* CHALLENGE 1 *
In the forum thread, what steps does 4NGU$ give for sending a group invite in Steam?
* CHALLENGE 2 *
Reproduce the stretch of the forum thread from "Could you try" through "the player list." word for word.

* PAGE EXCERPT *

+ + + + + + +

Name's Quizz on steam, and I would like to join. ^_^

I usally play on this server if you wish to join me...
69.9.46.216:27015


----------



## Ambushed

Lol.. I'll join, but im from New-Zealand and I'll have 200+ ping. But its ok.


----------



## Aziek

Ill Join steam name is "Aziek" my playing name is rollback if youve seen me.
Also im from Australia so pings could be a problem but lets test it first 

hey guys could you also invite me into the CF clan


----------



## spanky

invites sent


----------



## Cupcakke

I wanna play....  steam name is Fakeusercoldkamu

My schools ping sucks it up though.


----------



## wungoodshu

Could you try inviting me again, please? I think the name I gave you was my old account. Try Wungoodshu. =]


----------



## Punk

Hey 4ngu$, I updated the player list.
How do you send invites? I can't find it...

Whoever is new and has successfully joined the Steam Community please send me a PM so I can add your nick on the list.

Thanks


----------



## spanky

invites sent again


----------



## Punk

How do you send invites?


----------



## 4NGU$

if you open the friends window in steam first you have to add that person as a friend 
then you have to right click there name and go down to invite to group


----------



## b3rt_d4ni3l

Hi Guys,

I want to join the CF Steam Community but I am having a hard time determining which one is my SteamID.  I only have it for a week or so and still figuring out the stuff. Is my SteamID the one at the top of the steam window? It says "Steam - 4lb3rt", is that it?

Or I have to go to "My SteamID" under community tab? The one that I have under community tab is a different thing all together. Playing around with it last time without knowing. Did I mess up something?

+ + + + + + +

* SUPPLIED RECORDS *

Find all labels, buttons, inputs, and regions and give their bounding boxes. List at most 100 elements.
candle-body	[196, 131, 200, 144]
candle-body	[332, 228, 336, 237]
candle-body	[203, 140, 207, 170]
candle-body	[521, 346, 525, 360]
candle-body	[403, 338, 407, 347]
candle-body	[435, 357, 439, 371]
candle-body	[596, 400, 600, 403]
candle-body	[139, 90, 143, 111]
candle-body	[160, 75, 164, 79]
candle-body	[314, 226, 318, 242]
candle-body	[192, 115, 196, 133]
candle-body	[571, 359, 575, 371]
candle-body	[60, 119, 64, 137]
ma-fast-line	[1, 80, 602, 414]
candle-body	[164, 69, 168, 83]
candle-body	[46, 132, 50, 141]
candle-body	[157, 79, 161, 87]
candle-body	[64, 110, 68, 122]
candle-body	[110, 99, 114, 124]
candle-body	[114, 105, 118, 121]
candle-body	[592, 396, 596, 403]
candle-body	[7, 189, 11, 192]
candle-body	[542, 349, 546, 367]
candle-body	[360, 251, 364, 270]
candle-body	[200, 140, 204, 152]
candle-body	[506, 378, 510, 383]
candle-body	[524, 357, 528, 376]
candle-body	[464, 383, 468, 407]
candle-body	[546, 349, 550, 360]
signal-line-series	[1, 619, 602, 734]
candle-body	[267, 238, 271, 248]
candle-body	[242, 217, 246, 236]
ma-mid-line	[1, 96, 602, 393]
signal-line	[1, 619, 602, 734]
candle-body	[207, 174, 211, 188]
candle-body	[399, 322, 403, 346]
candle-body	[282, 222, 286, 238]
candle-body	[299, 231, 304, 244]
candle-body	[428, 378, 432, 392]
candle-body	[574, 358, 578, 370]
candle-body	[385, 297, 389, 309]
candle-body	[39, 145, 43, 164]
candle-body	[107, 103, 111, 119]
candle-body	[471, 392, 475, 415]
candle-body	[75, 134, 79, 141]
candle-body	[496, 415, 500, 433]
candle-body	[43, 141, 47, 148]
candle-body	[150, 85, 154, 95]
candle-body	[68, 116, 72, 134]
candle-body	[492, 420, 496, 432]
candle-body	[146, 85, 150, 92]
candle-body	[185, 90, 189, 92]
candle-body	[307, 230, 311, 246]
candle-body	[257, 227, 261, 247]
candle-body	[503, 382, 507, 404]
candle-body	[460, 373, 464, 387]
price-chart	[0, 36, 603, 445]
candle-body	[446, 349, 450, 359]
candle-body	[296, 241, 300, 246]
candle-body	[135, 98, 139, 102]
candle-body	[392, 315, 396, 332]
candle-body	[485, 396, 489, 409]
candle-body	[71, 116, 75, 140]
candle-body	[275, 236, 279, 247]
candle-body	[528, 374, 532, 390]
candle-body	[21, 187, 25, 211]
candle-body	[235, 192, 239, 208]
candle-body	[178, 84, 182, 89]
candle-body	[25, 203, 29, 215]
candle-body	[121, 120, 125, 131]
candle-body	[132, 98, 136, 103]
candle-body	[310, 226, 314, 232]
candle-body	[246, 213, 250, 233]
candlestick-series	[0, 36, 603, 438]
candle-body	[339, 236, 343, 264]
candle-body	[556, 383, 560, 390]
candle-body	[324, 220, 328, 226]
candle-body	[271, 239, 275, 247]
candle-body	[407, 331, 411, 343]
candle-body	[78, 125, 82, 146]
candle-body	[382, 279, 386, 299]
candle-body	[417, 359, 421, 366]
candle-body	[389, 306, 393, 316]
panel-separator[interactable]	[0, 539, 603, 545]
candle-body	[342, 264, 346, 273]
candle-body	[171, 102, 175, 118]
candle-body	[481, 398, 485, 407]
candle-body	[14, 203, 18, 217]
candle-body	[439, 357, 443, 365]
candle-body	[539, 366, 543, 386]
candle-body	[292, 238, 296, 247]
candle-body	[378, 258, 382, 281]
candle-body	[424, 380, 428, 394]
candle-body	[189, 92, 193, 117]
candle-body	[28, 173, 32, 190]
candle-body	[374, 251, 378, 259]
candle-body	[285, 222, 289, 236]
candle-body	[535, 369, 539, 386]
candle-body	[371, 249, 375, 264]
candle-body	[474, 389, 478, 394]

+ + + + + + +

* WORKED ANSWER 1 *
Open the friends window, add the person as a friend, then right-click their name and choose invite to group.

* WORKED ANSWER 2 *
Could you try inviting me again, please? I think the name I gave you was my old account. Try Wungoodshu. =]


----------



## Punk

Hey 4ngu$, I updated the player list.